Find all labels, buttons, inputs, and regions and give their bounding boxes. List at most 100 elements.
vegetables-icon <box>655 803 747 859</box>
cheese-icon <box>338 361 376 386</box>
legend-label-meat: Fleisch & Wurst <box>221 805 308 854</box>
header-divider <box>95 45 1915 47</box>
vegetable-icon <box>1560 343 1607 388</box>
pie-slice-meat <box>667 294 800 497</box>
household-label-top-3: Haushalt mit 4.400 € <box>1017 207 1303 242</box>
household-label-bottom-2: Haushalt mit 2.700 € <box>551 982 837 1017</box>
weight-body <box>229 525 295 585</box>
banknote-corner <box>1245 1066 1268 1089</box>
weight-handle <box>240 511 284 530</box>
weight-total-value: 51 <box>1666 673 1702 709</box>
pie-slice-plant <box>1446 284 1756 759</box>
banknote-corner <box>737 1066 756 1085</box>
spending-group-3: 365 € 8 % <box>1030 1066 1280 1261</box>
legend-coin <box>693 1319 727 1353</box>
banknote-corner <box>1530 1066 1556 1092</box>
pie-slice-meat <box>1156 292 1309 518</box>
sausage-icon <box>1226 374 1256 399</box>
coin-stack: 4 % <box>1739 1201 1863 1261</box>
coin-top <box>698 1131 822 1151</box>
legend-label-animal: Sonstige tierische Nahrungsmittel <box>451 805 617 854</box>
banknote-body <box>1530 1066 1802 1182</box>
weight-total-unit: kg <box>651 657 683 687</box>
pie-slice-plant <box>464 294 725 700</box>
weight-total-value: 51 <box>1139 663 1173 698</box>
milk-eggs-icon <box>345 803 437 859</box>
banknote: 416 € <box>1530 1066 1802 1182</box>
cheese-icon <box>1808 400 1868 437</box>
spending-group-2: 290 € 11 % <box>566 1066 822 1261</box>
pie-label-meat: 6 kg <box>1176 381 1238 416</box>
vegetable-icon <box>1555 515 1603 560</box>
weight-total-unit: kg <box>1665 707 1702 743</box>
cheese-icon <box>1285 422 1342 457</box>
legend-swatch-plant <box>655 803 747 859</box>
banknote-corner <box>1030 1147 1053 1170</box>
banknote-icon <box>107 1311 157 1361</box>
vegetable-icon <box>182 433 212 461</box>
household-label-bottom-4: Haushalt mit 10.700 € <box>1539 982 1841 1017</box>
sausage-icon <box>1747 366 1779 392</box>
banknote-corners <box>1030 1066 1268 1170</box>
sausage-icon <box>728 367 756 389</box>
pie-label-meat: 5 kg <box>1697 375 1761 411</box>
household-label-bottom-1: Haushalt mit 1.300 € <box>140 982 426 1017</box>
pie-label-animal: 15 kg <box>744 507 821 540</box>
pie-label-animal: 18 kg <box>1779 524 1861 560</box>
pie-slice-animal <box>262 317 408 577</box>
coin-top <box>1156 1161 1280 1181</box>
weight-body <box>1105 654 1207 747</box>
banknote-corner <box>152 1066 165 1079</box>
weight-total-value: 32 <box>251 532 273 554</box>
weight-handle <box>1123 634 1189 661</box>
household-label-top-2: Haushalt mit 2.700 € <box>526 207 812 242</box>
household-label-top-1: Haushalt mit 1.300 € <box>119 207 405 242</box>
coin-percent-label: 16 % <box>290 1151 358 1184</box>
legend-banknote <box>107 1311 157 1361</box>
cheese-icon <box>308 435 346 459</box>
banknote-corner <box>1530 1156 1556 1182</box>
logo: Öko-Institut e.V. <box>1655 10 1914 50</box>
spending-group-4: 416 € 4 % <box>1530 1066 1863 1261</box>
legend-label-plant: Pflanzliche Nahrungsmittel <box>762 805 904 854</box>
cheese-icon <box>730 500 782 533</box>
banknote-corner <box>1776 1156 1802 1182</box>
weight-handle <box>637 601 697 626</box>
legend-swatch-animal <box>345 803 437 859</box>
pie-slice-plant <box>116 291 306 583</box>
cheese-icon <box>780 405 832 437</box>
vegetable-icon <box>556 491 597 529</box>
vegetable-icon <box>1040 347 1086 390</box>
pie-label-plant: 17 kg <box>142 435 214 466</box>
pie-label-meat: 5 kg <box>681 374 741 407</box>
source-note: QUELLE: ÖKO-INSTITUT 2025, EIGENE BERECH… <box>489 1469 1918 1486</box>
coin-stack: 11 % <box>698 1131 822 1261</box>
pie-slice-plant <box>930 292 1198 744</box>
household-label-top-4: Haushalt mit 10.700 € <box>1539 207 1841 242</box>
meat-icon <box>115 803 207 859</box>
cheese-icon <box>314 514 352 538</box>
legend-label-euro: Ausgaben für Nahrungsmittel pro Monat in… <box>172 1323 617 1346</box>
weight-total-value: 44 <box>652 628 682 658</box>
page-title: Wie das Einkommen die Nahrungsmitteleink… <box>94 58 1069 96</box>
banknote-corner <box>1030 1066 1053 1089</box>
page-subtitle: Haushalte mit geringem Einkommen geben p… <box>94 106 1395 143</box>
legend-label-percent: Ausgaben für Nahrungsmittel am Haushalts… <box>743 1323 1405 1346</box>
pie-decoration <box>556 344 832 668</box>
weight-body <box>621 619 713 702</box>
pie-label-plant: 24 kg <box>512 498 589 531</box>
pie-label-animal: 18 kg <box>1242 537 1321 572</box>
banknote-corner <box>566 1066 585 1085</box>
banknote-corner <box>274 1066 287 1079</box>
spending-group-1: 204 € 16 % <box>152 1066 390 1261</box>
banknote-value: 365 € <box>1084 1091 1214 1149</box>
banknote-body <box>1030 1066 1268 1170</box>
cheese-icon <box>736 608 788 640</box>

·····

Exercise directions »
Give every entry above as a numbered list, leaving out the blank lines.

Solution for this exercise »
1. Find all labels, buttons, inputs, and regions and give their bounding boxes. List at most 100 elements.
2. vegetables-icon <box>655 803 747 859</box>
3. cheese-icon <box>338 361 376 386</box>
4. legend-label-meat: Fleisch & Wurst <box>221 805 308 854</box>
5. header-divider <box>95 45 1915 47</box>
6. vegetable-icon <box>1560 343 1607 388</box>
7. pie-slice-meat <box>667 294 800 497</box>
8. household-label-top-3: Haushalt mit 4.400 € <box>1017 207 1303 242</box>
9. household-label-bottom-2: Haushalt mit 2.700 € <box>551 982 837 1017</box>
10. weight-body <box>229 525 295 585</box>
11. banknote-corner <box>1245 1066 1268 1089</box>
12. weight-handle <box>240 511 284 530</box>
13. weight-total-value: 51 <box>1666 673 1702 709</box>
14. pie-slice-plant <box>1446 284 1756 759</box>
15. banknote-corner <box>737 1066 756 1085</box>
16. spending-group-3: 365 € 8 % <box>1030 1066 1280 1261</box>
17. legend-coin <box>693 1319 727 1353</box>
18. banknote-corner <box>1530 1066 1556 1092</box>
19. pie-slice-meat <box>1156 292 1309 518</box>
20. sausage-icon <box>1226 374 1256 399</box>
21. coin-stack: 4 % <box>1739 1201 1863 1261</box>
22. coin-top <box>698 1131 822 1151</box>
23. legend-label-animal: Sonstige tierische Nahrungsmittel <box>451 805 617 854</box>
24. banknote-body <box>1530 1066 1802 1182</box>
25. weight-total-unit: kg <box>651 657 683 687</box>
26. pie-slice-plant <box>464 294 725 700</box>
27. weight-total-value: 51 <box>1139 663 1173 698</box>
28. milk-eggs-icon <box>345 803 437 859</box>
29. banknote: 416 € <box>1530 1066 1802 1182</box>
30. cheese-icon <box>1808 400 1868 437</box>
31. spending-group-2: 290 € 11 % <box>566 1066 822 1261</box>
32. pie-label-meat: 6 kg <box>1176 381 1238 416</box>
33. vegetable-icon <box>1555 515 1603 560</box>
34. weight-total-unit: kg <box>1665 707 1702 743</box>
35. cheese-icon <box>1285 422 1342 457</box>
36. legend-swatch-plant <box>655 803 747 859</box>
37. banknote-corner <box>1030 1147 1053 1170</box>
38. banknote-icon <box>107 1311 157 1361</box>
39. vegetable-icon <box>182 433 212 461</box>
40. household-label-bottom-4: Haushalt mit 10.700 € <box>1539 982 1841 1017</box>
41. sausage-icon <box>1747 366 1779 392</box>
42. banknote-corners <box>1030 1066 1268 1170</box>
43. sausage-icon <box>728 367 756 389</box>
44. pie-label-meat: 5 kg <box>1697 375 1761 411</box>
45. household-label-bottom-1: Haushalt mit 1.300 € <box>140 982 426 1017</box>
46. pie-label-animal: 15 kg <box>744 507 821 540</box>
47. pie-label-animal: 18 kg <box>1779 524 1861 560</box>
48. pie-slice-animal <box>262 317 408 577</box>
49. coin-top <box>1156 1161 1280 1181</box>
50. weight-body <box>1105 654 1207 747</box>
51. banknote-corner <box>152 1066 165 1079</box>
52. weight-total-value: 32 <box>251 532 273 554</box>
53. weight-handle <box>1123 634 1189 661</box>
54. household-label-top-2: Haushalt mit 2.700 € <box>526 207 812 242</box>
55. household-label-top-1: Haushalt mit 1.300 € <box>119 207 405 242</box>
56. coin-percent-label: 16 % <box>290 1151 358 1184</box>
57. legend-banknote <box>107 1311 157 1361</box>
58. cheese-icon <box>308 435 346 459</box>
59. banknote-corner <box>1530 1156 1556 1182</box>
60. logo: Öko-Institut e.V. <box>1655 10 1914 50</box>
61. spending-group-4: 416 € 4 % <box>1530 1066 1863 1261</box>
62. legend-label-plant: Pflanzliche Nahrungsmittel <box>762 805 904 854</box>
63. cheese-icon <box>730 500 782 533</box>
64. banknote-corner <box>1776 1156 1802 1182</box>
65. weight-handle <box>637 601 697 626</box>
66. legend-swatch-animal <box>345 803 437 859</box>
67. pie-slice-plant <box>116 291 306 583</box>
68. cheese-icon <box>780 405 832 437</box>
69. vegetable-icon <box>556 491 597 529</box>
70. vegetable-icon <box>1040 347 1086 390</box>
71. pie-label-plant: 17 kg <box>142 435 214 466</box>
72. pie-label-meat: 5 kg <box>681 374 741 407</box>
73. source-note: QUELLE: ÖKO-INSTITUT 2025, EIGENE BERECH… <box>489 1469 1918 1486</box>
74. coin-stack: 11 % <box>698 1131 822 1261</box>
75. pie-slice-plant <box>930 292 1198 744</box>
76. household-label-top-4: Haushalt mit 10.700 € <box>1539 207 1841 242</box>
77. meat-icon <box>115 803 207 859</box>
78. cheese-icon <box>314 514 352 538</box>
79. legend-label-euro: Ausgaben für Nahrungsmittel pro Monat in… <box>172 1323 617 1346</box>
80. weight-total-value: 44 <box>652 628 682 658</box>
81. page-title: Wie das Einkommen die Nahrungsmitteleink… <box>94 58 1069 96</box>
82. banknote-corner <box>1030 1066 1053 1089</box>
83. page-subtitle: Haushalte mit geringem Einkommen geben p… <box>94 106 1395 143</box>
84. legend-label-percent: Ausgaben für Nahrungsmittel am Haushalts… <box>743 1323 1405 1346</box>
85. pie-decoration <box>556 344 832 668</box>
86. weight-body <box>621 619 713 702</box>
87. pie-label-plant: 24 kg <box>512 498 589 531</box>
88. pie-label-animal: 18 kg <box>1242 537 1321 572</box>
89. banknote-corner <box>566 1066 585 1085</box>
90. banknote-corner <box>274 1066 287 1079</box>
91. spending-group-1: 204 € 16 % <box>152 1066 390 1261</box>
92. banknote-value: 365 € <box>1084 1091 1214 1149</box>
93. banknote-body <box>1030 1066 1268 1170</box>
94. cheese-icon <box>736 608 788 640</box>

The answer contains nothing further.